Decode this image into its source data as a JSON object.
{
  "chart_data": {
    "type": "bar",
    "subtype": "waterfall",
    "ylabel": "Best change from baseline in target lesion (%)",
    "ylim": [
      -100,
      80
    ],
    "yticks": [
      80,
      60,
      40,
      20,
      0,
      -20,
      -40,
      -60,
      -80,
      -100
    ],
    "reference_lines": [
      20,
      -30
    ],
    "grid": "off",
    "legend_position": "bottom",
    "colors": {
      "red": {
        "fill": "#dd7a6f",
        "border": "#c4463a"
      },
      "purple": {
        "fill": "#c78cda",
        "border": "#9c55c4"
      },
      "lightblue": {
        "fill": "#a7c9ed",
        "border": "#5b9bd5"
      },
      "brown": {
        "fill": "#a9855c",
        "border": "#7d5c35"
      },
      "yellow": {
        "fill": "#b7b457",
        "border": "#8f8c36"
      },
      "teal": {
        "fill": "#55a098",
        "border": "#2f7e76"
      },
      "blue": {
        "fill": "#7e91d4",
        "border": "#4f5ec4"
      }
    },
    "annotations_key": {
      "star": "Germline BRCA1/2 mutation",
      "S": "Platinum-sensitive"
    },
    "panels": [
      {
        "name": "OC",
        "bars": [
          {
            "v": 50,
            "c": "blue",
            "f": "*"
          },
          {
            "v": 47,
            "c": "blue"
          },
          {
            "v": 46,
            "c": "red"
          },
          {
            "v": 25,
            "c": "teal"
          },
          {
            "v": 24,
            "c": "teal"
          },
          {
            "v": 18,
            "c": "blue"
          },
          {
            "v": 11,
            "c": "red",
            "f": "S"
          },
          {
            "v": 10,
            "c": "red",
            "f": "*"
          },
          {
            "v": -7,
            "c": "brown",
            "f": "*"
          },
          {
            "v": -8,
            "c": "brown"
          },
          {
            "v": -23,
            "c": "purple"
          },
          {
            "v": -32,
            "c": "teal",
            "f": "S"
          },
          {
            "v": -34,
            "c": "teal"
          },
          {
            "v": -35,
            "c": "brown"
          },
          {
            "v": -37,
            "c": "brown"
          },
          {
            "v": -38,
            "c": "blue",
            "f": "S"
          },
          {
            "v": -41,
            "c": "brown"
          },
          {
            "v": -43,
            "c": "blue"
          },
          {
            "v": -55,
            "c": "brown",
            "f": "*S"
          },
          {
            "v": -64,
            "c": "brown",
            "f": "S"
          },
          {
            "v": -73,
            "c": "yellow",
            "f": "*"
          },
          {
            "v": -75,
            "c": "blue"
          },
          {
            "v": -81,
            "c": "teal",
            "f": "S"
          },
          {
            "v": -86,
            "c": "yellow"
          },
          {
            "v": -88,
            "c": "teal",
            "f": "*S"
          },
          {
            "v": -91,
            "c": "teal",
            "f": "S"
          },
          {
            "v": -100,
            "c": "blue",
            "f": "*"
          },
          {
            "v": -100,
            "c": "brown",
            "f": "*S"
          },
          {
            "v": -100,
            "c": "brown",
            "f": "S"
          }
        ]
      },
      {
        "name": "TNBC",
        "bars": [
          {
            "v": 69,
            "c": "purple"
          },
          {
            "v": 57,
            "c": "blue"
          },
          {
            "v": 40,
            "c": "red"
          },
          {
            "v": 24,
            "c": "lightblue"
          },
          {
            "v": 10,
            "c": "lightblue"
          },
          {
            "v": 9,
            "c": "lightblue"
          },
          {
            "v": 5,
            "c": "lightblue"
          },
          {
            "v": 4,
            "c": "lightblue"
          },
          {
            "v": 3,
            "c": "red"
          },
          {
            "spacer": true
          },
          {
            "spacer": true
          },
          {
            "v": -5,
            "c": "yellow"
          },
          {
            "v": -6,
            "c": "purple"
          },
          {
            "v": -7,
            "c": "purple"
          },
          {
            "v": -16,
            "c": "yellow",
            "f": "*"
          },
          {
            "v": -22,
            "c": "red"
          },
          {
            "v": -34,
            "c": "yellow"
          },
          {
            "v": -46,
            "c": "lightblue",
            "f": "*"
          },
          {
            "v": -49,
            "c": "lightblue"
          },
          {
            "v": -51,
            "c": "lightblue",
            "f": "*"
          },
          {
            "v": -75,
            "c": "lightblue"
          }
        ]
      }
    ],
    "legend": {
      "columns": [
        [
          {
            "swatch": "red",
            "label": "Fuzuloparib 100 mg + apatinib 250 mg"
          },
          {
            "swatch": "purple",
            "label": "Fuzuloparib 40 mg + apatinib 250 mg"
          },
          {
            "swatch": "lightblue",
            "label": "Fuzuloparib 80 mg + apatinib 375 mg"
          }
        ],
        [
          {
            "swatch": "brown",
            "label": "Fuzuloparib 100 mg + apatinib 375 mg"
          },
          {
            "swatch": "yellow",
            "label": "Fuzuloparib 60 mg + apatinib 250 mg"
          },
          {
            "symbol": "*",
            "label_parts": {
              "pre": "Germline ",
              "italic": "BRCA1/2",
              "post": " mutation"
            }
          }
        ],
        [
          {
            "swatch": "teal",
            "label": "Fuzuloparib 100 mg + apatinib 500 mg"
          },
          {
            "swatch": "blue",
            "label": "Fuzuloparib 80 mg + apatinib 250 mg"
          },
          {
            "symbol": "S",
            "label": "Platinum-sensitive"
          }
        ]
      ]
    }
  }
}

- INSTRUCTIONS TO FOLLOW -
The records above are to be repeated exactly, in their entirety.

- WRITTEN SOLUTION -
Decode this image into its source data as a JSON object.
{
  "chart_data": {
    "type": "bar",
    "subtype": "waterfall",
    "ylabel": "Best change from baseline in target lesion (%)",
    "ylim": [
      -100,
      80
    ],
    "yticks": [
      80,
      60,
      40,
      20,
      0,
      -20,
      -40,
      -60,
      -80,
      -100
    ],
    "reference_lines": [
      20,
      -30
    ],
    "grid": "off",
    "legend_position": "bottom",
    "colors": {
      "red": {
        "fill": "#dd7a6f",
        "border": "#c4463a"
      },
      "purple": {
        "fill": "#c78cda",
        "border": "#9c55c4"
      },
      "lightblue": {
        "fill": "#a7c9ed",
        "border": "#5b9bd5"
      },
      "brown": {
        "fill": "#a9855c",
        "border": "#7d5c35"
      },
      "yellow": {
        "fill": "#b7b457",
        "border": "#8f8c36"
      },
      "teal": {
        "fill": "#55a098",
        "border": "#2f7e76"
      },
      "blue": {
        "fill": "#7e91d4",
        "border": "#4f5ec4"
      }
    },
    "annotations_key": {
      "star": "Germline BRCA1/2 mutation",
      "S": "Platinum-sensitive"
    },
    "panels": [
      {
        "name": "OC",
        "bars": [
          {
            "v": 50,
            "c": "blue",
            "f": "*"
          },
          {
            "v": 47,
            "c": "blue"
          },
          {
            "v": 46,
            "c": "red"
          },
          {
            "v": 25,
            "c": "teal"
          },
          {
            "v": 24,
            "c": "teal"
          },
          {
            "v": 18,
            "c": "blue"
          },
          {
            "v": 11,
            "c": "red",
            "f": "S"
          },
          {
            "v": 10,
            "c": "red",
            "f": "*"
          },
          {
            "v": -7,
            "c": "brown",
            "f": "*"
          },
          {
            "v": -8,
            "c": "brown"
          },
          {
            "v": -23,
            "c": "purple"
          },
          {
            "v": -32,
            "c": "teal",
            "f": "S"
          },
          {
            "v": -34,
            "c": "teal"
          },
          {
            "v": -35,
            "c": "brown"
          },
          {
            "v": -37,
            "c": "brown"
          },
          {
            "v": -38,
            "c": "blue",
            "f": "S"
          },
          {
            "v": -41,
            "c": "brown"
          },
          {
            "v": -43,
            "c": "blue"
          },
          {
            "v": -55,
            "c": "brown",
            "f": "*S"
          },
          {
            "v": -64,
            "c": "brown",
            "f": "S"
          },
          {
            "v": -73,
            "c": "yellow",
            "f": "*"
          },
          {
            "v": -75,
            "c": "blue"
          },
          {
            "v": -81,
            "c": "teal",
            "f": "S"
          },
          {
            "v": -86,
            "c": "yellow"
          },
          {
            "v": -88,
            "c": "teal",
            "f": "*S"
          },
          {
            "v": -91,
            "c": "teal",
            "f": "S"
          },
          {
            "v": -100,
            "c": "blue",
            "f": "*"
          },
          {
            "v": -100,
            "c": "brown",
            "f": "*S"
          },
          {
            "v": -100,
            "c": "brown",
            "f": "S"
          }
        ]
      },
      {
        "name": "TNBC",
        "bars": [
          {
            "v": 69,
            "c": "purple"
          },
          {
            "v": 57,
            "c": "blue"
          },
          {
            "v": 40,
            "c": "red"
          },
          {
            "v": 24,
            "c": "lightblue"
          },
          {
            "v": 10,
            "c": "lightblue"
          },
          {
            "v": 9,
            "c": "lightblue"
          },
          {
            "v": 5,
            "c": "lightblue"
          },
          {
            "v": 4,
            "c": "lightblue"
          },
          {
            "v": 3,
            "c": "red"
          },
          {
            "spacer": true
          },
          {
            "spacer": true
          },
          {
            "v": -5,
            "c": "yellow"
          },
          {
            "v": -6,
            "c": "purple"
          },
          {
            "v": -7,
            "c": "purple"
          },
          {
            "v": -16,
            "c": "yellow",
            "f": "*"
          },
          {
            "v": -22,
            "c": "red"
          },
          {
            "v": -34,
            "c": "yellow"
          },
          {
            "v": -46,
            "c": "lightblue",
            "f": "*"
          },
          {
            "v": -49,
            "c": "lightblue"
          },
          {
            "v": -51,
            "c": "lightblue",
            "f": "*"
          },
          {
            "v": -75,
            "c": "lightblue"
          }
        ]
      }
    ],
    "legend": {
      "columns": [
        [
          {
            "swatch": "red",
            "label": "Fuzuloparib 100 mg + apatinib 250 mg"
          },
          {
            "swatch": "purple",
            "label": "Fuzuloparib 40 mg + apatinib 250 mg"
          },
          {
            "swatch": "lightblue",
            "label": "Fuzuloparib 80 mg + apatinib 375 mg"
          }
        ],
        [
          {
            "swatch": "brown",
            "label": "Fuzuloparib 100 mg + apatinib 375 mg"
          },
          {
            "swatch": "yellow",
            "label": "Fuzuloparib 60 mg + apatinib 250 mg"
          },
          {
            "symbol": "*",
            "label_parts": {
              "pre": "Germline ",
              "italic": "BRCA1/2",
              "post": " mutation"
            }
          }
        ],
        [
          {
            "swatch": "teal",
            "label": "Fuzuloparib 100 mg + apatinib 500 mg"
          },
          {
            "swatch": "blue",
            "label": "Fuzuloparib 80 mg + apatinib 250 mg"
          },
          {
            "symbol": "S",
            "label": "Platinum-sensitive"
          }
        ]
      ]
    }
  }
}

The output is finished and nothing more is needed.